§ **Request**
Below is a listing. Gather each line of it that contains "this".

-- start --

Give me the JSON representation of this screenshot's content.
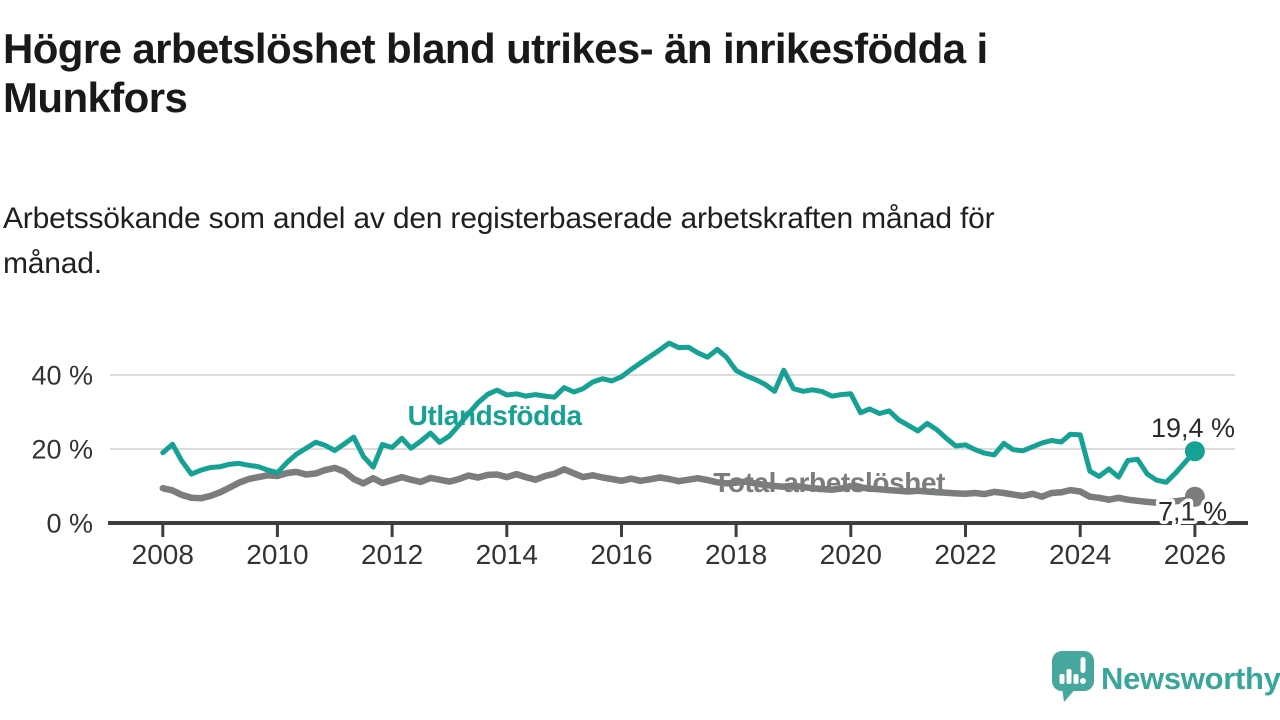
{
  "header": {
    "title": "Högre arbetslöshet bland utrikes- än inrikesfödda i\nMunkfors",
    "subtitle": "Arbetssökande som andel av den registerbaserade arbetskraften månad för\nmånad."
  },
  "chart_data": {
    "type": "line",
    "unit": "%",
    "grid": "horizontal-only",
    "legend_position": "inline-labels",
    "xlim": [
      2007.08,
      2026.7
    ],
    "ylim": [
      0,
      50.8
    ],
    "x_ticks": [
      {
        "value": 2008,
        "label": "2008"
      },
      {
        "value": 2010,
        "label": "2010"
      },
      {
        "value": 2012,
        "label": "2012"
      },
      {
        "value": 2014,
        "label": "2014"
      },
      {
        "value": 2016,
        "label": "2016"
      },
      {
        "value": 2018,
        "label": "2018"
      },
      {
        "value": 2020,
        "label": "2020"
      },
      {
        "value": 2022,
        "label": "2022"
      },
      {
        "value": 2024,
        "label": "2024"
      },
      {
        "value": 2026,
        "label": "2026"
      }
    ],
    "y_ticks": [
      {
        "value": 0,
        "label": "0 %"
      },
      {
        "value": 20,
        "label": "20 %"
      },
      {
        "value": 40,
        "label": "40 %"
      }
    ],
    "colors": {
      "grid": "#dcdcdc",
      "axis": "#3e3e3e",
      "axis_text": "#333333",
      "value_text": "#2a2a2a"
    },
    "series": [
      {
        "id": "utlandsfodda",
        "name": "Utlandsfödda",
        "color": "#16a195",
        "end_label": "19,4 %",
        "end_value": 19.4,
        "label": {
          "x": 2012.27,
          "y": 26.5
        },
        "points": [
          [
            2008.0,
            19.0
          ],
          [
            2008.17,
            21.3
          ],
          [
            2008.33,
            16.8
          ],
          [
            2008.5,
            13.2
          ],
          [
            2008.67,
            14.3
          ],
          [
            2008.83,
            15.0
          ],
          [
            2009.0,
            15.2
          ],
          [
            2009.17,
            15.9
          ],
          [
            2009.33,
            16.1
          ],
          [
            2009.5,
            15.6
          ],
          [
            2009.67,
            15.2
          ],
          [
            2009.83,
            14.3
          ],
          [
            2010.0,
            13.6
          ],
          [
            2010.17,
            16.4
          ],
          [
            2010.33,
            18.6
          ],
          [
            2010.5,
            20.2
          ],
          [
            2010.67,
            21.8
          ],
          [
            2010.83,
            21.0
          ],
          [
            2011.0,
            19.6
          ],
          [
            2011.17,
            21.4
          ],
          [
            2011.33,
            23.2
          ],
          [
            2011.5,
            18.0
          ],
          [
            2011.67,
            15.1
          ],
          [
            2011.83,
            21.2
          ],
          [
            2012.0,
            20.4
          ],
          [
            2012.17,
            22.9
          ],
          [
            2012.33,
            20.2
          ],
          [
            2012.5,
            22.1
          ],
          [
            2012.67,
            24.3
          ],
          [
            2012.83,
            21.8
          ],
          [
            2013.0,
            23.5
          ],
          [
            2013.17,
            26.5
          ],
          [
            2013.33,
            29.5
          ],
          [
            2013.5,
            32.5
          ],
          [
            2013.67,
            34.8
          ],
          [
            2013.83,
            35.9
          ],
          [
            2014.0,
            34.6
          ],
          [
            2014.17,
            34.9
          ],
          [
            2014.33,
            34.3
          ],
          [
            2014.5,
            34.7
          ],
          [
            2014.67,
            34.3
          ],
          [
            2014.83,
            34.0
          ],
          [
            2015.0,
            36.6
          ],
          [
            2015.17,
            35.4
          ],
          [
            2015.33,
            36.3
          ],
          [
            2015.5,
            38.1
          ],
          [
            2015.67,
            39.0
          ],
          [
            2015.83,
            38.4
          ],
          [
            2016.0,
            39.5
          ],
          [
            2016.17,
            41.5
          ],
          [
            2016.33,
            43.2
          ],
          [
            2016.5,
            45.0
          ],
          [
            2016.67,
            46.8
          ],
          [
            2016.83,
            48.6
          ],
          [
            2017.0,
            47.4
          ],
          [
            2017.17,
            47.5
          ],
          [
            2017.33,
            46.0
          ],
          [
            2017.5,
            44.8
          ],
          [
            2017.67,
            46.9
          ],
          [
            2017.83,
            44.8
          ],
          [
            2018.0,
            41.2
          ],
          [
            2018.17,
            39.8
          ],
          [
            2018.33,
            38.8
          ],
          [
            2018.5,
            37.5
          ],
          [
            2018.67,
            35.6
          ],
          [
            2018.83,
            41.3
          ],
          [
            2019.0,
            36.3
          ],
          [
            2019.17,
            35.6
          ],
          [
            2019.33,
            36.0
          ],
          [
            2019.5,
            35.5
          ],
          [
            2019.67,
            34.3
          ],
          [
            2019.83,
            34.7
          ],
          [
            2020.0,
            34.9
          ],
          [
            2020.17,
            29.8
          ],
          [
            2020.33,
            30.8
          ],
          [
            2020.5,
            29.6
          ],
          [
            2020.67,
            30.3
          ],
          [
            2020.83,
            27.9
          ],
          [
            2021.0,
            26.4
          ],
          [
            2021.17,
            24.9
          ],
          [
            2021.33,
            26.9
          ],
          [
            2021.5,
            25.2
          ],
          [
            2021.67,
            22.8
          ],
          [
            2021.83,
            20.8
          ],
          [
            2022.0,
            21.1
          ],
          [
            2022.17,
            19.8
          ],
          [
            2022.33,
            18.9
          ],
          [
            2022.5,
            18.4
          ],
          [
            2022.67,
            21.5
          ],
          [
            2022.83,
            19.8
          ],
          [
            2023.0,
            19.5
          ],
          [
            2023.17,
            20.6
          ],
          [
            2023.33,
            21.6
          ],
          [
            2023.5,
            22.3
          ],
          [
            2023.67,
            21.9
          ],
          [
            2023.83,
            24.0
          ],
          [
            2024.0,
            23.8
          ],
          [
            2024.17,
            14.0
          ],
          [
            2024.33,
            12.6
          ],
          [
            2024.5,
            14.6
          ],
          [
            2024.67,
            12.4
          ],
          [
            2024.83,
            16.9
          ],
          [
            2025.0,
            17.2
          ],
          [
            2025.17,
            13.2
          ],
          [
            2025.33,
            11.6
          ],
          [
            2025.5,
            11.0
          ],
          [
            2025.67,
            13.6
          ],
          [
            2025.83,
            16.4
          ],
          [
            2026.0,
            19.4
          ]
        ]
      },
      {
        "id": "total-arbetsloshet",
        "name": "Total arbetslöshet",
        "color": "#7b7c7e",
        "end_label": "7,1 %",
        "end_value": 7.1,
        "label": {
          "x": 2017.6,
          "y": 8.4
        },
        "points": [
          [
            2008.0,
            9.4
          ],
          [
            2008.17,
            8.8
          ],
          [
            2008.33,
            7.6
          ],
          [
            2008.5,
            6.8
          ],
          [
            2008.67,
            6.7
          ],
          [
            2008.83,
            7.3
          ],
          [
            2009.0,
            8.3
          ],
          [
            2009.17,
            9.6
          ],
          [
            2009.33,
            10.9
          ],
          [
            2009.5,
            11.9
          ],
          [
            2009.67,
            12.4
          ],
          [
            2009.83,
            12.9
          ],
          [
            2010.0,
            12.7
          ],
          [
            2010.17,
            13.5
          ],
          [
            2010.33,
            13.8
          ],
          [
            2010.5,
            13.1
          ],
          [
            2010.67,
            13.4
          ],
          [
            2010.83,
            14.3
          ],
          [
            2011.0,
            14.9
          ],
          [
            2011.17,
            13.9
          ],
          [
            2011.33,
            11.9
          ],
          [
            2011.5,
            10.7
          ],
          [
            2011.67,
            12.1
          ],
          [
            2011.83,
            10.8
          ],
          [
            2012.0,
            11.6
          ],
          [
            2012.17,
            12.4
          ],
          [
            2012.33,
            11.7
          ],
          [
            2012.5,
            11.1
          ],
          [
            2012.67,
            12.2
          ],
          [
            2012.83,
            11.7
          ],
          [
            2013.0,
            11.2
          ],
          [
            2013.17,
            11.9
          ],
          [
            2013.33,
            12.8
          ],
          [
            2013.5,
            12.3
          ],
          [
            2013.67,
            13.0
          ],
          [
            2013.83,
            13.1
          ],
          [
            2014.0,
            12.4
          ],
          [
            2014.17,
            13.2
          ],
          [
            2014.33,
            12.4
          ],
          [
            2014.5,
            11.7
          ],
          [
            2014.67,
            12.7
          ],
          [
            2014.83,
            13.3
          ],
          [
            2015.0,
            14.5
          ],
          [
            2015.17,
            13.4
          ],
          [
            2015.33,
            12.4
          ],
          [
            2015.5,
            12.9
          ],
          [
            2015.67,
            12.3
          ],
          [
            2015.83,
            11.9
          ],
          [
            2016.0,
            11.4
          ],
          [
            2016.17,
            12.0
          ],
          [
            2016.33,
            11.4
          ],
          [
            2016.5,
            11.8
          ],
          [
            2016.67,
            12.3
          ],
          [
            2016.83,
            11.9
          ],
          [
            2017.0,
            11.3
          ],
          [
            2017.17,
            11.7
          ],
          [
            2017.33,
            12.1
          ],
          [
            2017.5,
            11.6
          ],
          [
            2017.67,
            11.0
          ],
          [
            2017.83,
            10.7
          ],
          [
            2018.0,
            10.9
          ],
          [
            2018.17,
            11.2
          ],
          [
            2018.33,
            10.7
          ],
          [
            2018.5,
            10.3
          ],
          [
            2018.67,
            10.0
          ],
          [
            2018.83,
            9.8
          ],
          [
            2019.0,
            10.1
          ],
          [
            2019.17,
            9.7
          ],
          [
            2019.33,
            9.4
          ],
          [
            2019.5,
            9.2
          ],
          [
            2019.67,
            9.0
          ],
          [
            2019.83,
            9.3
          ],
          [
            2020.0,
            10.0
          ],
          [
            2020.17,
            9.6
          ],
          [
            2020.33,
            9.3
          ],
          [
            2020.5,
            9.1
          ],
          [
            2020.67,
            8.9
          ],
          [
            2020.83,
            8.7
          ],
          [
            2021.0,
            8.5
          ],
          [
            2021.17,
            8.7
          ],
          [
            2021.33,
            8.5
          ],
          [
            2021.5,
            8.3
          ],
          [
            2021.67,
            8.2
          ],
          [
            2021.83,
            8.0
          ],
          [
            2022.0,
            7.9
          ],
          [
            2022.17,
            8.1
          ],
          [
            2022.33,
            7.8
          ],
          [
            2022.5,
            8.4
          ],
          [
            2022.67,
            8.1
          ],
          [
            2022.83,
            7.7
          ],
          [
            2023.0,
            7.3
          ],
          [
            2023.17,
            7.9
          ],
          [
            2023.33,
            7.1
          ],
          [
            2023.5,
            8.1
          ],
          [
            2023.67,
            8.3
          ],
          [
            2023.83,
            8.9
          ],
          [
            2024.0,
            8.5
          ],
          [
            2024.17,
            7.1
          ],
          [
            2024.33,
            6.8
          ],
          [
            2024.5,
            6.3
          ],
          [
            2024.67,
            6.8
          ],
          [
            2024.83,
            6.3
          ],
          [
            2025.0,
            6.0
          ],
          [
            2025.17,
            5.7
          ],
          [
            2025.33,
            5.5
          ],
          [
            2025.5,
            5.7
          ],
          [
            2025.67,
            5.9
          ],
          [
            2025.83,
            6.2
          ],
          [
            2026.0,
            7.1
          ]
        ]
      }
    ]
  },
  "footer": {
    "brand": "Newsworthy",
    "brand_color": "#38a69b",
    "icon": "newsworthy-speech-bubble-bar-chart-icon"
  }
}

-- end --
-- start --

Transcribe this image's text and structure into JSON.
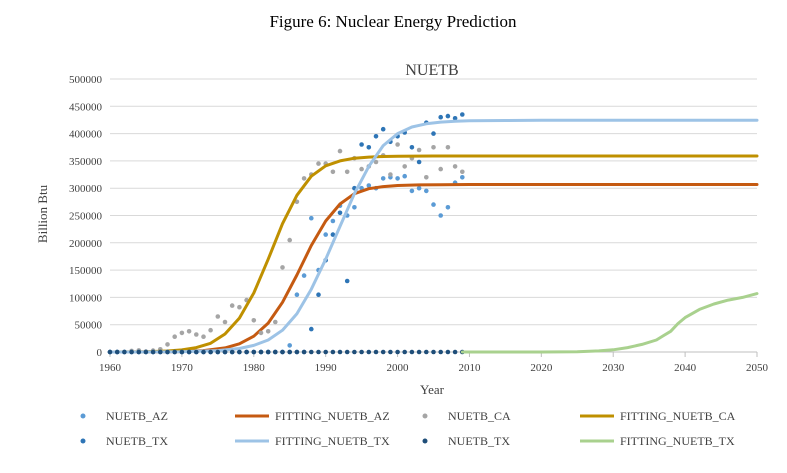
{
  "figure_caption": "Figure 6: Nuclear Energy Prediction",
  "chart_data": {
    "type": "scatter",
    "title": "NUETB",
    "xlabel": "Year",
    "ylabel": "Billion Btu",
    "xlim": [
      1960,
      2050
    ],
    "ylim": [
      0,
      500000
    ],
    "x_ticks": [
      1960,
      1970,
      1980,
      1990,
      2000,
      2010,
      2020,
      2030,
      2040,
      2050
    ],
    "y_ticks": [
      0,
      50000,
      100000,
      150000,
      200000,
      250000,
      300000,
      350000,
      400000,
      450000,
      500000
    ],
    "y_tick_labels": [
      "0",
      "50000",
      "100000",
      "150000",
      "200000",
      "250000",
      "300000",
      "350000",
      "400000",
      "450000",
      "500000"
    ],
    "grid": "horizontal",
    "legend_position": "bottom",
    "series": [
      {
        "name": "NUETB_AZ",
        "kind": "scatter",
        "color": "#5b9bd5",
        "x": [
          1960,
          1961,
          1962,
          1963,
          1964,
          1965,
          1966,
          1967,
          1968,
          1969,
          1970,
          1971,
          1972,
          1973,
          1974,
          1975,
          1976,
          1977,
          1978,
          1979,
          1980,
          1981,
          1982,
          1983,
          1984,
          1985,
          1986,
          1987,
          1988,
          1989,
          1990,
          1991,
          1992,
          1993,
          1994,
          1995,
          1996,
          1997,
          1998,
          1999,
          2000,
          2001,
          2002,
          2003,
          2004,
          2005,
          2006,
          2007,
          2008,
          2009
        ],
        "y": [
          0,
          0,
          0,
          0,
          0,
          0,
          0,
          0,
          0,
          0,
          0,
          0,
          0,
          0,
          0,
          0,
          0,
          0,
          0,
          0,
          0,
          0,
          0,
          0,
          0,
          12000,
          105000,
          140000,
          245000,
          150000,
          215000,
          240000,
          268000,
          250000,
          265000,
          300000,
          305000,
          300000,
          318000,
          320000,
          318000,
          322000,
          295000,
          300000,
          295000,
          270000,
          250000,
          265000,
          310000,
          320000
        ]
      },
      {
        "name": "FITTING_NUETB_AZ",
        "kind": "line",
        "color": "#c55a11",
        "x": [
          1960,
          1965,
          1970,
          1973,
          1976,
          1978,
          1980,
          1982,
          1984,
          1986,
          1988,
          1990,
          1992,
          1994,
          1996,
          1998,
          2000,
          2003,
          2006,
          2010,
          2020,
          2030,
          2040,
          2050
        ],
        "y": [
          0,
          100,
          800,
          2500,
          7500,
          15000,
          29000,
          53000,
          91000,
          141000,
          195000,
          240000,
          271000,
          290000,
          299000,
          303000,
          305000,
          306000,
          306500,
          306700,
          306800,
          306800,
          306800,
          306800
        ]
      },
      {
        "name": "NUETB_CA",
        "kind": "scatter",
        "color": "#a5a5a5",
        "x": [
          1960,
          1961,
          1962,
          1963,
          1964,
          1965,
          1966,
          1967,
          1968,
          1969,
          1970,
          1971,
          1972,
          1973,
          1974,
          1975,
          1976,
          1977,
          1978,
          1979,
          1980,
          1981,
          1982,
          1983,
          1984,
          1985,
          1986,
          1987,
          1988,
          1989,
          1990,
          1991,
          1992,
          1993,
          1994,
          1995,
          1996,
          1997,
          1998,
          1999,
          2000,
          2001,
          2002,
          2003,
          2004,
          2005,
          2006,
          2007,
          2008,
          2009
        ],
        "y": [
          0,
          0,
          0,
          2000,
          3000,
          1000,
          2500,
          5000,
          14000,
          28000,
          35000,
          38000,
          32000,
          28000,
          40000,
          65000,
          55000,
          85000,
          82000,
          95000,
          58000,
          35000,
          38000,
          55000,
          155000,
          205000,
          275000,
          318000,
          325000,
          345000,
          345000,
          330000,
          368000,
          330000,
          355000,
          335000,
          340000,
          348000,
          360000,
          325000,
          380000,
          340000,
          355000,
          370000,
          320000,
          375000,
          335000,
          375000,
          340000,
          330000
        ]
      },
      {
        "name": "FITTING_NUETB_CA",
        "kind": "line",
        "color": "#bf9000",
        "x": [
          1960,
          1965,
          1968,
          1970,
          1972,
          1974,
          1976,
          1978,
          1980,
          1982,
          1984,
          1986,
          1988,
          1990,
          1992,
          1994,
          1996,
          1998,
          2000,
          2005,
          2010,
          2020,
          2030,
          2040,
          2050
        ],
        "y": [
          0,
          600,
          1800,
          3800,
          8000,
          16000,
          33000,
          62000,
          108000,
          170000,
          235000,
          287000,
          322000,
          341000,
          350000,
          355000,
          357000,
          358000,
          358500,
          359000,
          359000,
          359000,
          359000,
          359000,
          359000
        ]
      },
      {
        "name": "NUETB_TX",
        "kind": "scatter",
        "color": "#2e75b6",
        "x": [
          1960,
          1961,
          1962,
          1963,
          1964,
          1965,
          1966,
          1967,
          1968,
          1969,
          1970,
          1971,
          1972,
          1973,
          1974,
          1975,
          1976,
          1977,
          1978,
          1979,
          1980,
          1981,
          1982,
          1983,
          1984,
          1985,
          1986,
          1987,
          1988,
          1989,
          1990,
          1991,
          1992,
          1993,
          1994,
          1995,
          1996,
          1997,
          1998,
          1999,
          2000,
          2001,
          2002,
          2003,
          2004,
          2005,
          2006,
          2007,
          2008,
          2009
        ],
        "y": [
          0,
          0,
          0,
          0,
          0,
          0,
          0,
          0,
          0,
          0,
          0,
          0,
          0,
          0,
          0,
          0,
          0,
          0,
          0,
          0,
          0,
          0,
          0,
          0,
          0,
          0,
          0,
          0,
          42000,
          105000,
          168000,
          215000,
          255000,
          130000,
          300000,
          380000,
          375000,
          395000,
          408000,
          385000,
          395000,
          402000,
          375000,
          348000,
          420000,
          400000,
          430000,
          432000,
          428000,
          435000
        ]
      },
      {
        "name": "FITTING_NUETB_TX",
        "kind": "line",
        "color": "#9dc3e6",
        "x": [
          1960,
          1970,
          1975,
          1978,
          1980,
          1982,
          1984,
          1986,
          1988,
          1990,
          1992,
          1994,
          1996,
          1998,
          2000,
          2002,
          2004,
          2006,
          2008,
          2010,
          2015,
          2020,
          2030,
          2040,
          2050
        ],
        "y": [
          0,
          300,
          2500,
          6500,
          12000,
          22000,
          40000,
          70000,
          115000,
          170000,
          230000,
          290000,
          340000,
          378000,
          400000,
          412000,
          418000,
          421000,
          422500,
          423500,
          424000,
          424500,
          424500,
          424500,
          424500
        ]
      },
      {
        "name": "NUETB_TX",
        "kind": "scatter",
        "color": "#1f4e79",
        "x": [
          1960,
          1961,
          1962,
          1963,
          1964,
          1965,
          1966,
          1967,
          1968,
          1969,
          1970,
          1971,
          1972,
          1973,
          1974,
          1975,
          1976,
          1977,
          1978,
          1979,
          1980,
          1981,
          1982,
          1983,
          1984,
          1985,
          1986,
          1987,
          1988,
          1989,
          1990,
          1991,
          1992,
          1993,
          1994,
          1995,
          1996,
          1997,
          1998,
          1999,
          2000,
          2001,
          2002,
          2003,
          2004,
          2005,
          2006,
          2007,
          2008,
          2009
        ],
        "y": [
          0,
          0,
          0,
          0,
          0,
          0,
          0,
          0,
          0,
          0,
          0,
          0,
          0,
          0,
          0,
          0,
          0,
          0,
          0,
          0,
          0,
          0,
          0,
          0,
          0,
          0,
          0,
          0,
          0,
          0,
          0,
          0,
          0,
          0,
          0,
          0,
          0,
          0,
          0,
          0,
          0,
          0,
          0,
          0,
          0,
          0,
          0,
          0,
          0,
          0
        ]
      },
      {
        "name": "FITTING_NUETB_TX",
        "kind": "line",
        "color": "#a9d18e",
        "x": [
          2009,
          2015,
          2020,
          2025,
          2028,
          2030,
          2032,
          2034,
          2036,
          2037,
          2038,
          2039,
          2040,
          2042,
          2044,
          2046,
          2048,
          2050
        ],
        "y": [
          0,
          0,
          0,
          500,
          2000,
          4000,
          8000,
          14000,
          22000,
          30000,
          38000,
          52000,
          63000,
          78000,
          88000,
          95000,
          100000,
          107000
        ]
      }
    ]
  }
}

-- end --

§ **Response to the exercise**
Give me the JSON representation of this screenshot's content.
Transcribe this image's text and structure into JSON.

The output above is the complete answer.